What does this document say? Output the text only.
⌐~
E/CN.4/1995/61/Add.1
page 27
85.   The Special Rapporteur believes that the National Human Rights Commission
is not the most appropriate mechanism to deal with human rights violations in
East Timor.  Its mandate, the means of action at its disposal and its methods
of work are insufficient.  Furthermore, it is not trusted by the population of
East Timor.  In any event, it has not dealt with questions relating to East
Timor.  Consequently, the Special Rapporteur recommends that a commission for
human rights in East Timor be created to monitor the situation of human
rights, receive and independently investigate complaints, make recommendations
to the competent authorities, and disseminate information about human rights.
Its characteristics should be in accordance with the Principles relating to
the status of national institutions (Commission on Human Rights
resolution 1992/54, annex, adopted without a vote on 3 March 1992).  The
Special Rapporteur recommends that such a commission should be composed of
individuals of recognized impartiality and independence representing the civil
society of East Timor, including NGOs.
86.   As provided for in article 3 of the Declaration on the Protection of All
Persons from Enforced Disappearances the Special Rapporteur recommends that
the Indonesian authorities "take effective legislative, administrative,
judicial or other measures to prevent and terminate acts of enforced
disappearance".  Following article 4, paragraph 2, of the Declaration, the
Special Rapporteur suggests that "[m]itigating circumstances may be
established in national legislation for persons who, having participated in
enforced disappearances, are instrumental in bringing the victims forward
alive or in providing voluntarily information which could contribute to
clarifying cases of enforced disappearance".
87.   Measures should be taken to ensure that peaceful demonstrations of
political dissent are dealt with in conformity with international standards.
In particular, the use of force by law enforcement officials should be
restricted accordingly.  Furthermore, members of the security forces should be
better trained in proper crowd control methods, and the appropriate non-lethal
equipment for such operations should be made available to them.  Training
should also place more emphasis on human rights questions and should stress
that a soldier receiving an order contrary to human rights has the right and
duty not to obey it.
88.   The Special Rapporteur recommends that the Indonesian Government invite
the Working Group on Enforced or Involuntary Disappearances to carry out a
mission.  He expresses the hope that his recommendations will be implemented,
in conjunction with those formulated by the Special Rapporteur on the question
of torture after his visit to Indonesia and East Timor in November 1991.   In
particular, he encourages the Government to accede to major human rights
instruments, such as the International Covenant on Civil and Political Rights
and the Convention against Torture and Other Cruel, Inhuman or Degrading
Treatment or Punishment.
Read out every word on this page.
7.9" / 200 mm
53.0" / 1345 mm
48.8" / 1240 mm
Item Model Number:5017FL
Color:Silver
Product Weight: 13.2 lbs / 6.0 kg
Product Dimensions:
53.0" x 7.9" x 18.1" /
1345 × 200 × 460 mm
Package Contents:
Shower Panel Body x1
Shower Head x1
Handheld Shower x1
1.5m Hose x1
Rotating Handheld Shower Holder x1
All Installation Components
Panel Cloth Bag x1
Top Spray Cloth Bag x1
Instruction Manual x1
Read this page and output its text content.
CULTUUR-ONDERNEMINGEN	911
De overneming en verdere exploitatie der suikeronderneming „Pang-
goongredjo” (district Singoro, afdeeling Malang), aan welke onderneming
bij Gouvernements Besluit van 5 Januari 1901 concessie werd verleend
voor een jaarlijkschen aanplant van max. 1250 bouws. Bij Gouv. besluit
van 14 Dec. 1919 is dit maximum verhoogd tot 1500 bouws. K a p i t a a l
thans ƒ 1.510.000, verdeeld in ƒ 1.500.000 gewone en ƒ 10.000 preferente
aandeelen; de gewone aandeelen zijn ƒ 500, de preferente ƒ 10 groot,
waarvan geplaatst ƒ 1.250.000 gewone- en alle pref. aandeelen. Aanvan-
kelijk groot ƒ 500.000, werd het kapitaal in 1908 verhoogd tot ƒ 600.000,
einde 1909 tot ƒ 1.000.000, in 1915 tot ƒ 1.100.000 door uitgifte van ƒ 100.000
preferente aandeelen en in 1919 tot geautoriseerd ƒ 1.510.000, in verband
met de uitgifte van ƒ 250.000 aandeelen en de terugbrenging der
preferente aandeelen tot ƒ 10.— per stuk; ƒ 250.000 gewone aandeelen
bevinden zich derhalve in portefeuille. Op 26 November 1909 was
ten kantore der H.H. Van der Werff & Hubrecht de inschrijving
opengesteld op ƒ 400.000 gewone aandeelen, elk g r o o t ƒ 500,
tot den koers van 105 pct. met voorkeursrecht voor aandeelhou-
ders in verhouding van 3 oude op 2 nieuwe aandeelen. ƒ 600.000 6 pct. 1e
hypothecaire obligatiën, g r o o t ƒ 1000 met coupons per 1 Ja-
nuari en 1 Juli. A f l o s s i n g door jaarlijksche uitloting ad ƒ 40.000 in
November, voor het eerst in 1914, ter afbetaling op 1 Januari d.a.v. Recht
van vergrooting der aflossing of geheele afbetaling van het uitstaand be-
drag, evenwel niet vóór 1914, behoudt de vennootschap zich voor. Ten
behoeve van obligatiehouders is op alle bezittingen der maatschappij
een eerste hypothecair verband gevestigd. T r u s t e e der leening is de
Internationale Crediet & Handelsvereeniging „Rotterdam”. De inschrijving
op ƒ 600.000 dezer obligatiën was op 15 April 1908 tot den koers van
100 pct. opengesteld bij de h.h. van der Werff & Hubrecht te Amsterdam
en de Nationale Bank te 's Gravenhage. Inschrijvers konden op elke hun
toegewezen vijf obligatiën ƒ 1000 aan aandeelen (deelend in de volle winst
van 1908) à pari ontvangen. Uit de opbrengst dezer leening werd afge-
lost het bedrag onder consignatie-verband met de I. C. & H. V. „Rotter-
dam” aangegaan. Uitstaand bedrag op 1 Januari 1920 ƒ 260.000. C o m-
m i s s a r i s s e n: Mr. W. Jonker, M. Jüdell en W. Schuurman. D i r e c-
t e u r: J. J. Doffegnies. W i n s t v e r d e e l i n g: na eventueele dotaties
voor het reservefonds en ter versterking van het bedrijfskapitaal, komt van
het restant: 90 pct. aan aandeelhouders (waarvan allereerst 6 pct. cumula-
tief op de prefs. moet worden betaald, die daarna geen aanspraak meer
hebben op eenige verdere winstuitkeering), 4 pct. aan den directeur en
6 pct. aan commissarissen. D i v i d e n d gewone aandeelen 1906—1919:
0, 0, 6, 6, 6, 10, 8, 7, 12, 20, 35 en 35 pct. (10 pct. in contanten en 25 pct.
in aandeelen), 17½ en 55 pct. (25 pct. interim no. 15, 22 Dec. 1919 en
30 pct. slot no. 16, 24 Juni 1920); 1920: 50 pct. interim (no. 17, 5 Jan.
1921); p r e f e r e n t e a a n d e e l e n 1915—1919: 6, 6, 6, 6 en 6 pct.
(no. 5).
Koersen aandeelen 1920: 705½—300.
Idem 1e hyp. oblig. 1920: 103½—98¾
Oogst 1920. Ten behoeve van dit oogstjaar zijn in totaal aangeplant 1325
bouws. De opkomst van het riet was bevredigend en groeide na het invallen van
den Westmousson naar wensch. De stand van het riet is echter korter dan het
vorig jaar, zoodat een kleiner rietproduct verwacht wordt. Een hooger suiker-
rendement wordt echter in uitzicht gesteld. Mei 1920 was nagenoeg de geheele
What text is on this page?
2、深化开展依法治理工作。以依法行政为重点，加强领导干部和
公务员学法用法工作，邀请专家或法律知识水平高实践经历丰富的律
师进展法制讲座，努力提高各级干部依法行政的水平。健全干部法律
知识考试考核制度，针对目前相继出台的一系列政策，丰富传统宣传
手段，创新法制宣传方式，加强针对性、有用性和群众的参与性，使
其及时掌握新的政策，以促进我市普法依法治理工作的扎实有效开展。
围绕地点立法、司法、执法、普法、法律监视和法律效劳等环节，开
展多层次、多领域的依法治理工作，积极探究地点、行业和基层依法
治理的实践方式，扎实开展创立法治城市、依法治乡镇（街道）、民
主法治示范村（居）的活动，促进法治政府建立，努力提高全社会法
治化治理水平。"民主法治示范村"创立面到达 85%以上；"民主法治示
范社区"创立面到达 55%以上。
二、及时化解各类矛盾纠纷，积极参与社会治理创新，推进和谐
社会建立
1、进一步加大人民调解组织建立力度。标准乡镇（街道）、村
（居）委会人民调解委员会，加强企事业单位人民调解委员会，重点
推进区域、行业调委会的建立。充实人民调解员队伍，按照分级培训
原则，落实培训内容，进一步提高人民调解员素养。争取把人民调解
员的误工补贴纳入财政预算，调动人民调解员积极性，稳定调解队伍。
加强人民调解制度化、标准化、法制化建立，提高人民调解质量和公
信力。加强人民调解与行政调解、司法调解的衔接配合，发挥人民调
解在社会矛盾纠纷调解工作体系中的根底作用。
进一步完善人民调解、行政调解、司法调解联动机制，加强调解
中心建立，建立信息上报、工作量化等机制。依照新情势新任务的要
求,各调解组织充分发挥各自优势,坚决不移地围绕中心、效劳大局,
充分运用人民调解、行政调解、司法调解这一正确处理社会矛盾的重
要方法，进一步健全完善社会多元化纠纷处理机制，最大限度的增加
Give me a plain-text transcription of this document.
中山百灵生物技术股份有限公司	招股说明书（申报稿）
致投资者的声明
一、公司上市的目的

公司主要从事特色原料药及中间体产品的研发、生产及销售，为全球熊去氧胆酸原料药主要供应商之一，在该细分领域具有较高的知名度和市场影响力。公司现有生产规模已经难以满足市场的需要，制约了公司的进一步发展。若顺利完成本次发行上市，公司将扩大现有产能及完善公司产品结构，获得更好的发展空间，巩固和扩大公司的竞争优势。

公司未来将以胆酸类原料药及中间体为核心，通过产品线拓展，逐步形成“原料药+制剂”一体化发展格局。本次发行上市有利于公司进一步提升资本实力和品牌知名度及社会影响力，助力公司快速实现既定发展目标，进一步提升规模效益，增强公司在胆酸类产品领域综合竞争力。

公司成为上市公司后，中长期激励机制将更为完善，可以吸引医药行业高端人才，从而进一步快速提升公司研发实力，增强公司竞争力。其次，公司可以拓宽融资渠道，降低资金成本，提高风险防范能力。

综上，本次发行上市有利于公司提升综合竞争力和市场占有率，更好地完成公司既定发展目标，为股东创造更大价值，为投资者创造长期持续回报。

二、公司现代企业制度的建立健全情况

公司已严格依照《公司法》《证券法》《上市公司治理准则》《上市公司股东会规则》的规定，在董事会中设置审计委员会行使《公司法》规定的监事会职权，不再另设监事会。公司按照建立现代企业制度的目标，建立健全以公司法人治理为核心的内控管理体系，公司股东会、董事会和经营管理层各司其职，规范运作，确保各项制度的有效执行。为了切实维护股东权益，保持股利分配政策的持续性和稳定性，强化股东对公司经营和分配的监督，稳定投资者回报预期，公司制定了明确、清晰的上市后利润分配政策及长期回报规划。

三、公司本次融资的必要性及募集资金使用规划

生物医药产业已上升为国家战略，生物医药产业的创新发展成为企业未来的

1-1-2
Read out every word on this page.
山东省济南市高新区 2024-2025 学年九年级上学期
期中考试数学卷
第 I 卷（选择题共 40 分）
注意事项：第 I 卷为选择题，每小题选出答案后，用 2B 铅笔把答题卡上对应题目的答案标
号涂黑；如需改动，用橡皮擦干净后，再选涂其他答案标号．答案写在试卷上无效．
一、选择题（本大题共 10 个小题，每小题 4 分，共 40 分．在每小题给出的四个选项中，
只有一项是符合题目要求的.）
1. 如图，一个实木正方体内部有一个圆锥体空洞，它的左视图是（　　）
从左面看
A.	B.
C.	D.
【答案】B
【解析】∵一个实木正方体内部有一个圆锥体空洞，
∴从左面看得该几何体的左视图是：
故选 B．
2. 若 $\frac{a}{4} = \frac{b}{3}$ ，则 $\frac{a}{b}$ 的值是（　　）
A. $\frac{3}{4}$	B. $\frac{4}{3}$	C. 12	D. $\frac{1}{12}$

:: STATED GOAL ::
Pull every line holding "Cloth" out of the records.

:: PROBLEM SOLUTION ::
Panel Cloth Bag x1
Top Spray Cloth Bag x1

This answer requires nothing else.